Pull out every line with the word "Create".

##### Raw data #####

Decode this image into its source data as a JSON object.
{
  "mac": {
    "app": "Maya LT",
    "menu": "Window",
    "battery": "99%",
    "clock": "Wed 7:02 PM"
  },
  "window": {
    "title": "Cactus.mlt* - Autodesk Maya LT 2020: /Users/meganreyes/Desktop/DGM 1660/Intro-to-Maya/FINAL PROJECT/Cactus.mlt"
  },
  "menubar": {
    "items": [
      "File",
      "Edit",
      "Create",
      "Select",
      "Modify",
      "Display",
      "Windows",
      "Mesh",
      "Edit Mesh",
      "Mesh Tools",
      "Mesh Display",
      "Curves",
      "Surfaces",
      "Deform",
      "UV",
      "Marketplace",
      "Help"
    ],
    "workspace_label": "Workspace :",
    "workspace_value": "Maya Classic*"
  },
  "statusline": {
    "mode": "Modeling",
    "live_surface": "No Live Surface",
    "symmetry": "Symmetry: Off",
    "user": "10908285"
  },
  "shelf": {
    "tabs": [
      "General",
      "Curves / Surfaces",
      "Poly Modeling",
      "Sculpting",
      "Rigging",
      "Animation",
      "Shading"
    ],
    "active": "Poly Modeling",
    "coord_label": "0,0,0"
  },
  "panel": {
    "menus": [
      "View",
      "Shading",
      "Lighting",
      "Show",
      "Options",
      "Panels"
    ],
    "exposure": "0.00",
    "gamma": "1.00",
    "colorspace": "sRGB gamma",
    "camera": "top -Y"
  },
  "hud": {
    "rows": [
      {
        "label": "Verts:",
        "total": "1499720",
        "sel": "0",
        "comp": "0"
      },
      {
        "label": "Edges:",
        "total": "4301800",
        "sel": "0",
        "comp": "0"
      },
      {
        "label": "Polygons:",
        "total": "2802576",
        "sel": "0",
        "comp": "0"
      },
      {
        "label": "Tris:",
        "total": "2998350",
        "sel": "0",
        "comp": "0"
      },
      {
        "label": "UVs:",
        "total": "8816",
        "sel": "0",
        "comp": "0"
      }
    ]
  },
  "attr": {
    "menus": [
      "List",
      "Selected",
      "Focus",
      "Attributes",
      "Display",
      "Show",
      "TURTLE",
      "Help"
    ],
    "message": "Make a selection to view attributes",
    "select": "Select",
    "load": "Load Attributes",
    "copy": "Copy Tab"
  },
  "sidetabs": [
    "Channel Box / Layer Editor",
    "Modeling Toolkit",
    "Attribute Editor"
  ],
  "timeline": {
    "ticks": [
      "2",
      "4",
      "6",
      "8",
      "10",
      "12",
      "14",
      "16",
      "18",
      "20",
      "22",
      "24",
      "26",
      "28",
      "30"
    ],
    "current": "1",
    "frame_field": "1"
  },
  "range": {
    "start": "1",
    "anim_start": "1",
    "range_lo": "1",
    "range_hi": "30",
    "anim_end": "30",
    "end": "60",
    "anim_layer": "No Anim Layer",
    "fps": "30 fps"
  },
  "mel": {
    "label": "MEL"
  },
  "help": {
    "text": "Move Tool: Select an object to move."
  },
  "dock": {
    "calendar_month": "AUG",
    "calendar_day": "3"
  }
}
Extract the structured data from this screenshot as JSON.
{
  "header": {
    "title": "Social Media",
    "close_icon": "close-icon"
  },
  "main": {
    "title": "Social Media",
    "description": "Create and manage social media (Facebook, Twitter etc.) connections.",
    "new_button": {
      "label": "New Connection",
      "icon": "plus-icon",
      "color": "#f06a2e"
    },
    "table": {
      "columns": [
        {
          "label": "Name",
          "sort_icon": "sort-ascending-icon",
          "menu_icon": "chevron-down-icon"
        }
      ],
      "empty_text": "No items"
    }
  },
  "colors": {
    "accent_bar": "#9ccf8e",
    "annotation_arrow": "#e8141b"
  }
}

#####

#### Solution
      "Create",
    "description": "Create and manage social media (Facebook, Twitter etc.) connections.",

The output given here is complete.